──────── Rows
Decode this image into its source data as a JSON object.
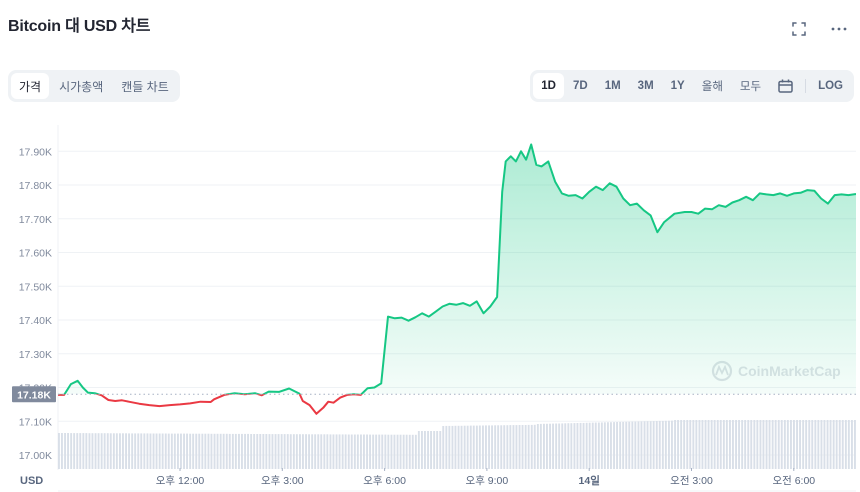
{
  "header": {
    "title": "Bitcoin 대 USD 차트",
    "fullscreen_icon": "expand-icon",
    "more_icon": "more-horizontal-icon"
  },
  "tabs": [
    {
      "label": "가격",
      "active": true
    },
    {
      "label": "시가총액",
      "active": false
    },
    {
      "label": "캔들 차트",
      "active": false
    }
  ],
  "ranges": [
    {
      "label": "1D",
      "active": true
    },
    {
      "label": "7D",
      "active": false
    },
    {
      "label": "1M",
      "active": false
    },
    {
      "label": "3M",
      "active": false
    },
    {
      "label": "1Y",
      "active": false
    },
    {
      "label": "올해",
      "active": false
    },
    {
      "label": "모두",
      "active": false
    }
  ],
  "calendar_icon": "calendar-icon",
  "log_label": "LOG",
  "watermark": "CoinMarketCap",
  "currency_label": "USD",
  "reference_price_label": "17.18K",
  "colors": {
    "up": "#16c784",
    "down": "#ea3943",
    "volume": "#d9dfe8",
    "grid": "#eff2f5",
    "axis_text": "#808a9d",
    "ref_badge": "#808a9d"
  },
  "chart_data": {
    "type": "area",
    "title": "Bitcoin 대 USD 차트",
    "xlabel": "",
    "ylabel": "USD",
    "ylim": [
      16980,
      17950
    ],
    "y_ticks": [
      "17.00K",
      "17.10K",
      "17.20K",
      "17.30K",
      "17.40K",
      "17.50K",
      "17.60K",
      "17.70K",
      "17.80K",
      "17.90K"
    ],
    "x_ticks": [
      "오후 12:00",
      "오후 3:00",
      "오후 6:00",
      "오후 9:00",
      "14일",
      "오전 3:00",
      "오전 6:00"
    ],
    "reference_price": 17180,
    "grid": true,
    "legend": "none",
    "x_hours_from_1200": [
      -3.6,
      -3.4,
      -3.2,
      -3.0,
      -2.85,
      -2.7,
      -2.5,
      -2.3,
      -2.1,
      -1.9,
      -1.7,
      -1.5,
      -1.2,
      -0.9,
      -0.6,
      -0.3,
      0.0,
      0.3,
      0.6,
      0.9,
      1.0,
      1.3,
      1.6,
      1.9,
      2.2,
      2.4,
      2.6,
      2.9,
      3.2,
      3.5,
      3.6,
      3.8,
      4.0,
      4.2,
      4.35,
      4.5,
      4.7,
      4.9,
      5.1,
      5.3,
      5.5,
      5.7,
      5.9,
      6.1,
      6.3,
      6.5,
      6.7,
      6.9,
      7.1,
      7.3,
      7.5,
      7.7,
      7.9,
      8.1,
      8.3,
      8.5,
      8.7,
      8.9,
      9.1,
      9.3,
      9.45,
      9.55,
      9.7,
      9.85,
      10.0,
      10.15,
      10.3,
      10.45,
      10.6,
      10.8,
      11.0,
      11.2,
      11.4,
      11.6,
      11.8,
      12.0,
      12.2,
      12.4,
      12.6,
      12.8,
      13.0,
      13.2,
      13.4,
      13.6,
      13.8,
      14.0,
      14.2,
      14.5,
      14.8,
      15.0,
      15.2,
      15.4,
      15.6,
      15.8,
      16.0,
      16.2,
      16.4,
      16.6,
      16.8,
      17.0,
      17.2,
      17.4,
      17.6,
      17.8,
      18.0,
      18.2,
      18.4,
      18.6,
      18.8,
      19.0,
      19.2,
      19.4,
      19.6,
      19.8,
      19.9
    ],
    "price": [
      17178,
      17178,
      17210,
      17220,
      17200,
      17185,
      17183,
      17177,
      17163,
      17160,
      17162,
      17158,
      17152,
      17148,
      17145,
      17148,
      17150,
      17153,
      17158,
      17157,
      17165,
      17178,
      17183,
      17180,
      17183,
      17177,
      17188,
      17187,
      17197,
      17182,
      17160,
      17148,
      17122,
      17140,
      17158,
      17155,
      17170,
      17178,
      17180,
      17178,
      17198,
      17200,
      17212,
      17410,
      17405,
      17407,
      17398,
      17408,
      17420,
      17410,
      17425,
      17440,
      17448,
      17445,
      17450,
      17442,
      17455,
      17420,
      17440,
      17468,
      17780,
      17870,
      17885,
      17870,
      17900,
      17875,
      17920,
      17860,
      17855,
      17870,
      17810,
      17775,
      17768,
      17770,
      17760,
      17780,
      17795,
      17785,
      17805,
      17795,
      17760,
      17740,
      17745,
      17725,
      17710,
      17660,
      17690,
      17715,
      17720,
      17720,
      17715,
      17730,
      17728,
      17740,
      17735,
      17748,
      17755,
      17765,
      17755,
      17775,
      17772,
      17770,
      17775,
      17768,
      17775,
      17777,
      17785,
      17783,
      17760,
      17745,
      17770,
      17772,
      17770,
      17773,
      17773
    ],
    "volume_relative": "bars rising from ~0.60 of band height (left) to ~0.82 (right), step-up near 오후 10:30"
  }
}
────────────────
──────── Rows
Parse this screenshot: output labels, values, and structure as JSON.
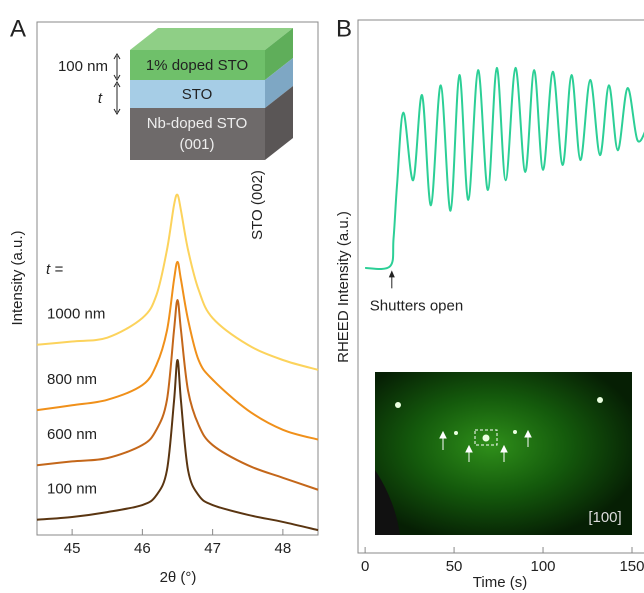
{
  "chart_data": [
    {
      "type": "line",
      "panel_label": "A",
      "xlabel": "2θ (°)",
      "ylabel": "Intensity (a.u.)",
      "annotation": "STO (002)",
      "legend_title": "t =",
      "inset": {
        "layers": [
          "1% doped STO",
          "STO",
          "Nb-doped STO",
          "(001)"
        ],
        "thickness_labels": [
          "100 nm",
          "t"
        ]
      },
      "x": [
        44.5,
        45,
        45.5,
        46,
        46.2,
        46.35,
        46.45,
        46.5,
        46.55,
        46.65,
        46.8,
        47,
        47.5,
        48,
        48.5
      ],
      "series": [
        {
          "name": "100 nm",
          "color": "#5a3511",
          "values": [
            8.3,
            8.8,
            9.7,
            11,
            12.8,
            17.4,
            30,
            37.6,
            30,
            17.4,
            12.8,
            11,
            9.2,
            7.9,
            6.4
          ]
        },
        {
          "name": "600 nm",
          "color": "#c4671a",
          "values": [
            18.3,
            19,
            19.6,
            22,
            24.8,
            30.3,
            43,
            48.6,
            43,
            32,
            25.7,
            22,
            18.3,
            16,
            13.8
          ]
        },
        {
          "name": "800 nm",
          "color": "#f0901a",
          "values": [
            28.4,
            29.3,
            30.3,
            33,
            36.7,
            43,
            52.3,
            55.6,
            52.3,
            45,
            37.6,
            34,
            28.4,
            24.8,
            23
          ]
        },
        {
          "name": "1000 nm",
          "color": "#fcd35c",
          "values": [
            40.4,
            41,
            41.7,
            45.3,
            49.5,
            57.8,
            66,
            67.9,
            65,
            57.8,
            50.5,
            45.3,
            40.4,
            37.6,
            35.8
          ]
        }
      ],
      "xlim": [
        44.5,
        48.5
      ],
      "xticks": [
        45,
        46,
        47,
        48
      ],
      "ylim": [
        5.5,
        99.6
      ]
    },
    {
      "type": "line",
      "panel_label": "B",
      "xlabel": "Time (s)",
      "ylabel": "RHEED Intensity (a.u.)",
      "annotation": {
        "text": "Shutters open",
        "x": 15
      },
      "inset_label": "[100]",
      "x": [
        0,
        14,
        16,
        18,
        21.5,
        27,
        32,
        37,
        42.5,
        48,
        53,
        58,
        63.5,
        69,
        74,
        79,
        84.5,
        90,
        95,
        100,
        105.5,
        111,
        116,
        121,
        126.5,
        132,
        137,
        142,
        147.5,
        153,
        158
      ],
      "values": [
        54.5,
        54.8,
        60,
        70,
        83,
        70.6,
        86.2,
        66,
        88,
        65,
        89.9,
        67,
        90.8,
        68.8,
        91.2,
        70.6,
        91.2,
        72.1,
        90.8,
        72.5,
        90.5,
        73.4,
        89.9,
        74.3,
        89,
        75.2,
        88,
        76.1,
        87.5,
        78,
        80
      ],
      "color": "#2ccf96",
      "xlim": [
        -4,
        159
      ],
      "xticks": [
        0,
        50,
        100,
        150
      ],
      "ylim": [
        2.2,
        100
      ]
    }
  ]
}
────────────────
## Set task
Find how many lines in the material hold the word "ylabel" and state that number alone.

## Completed task
3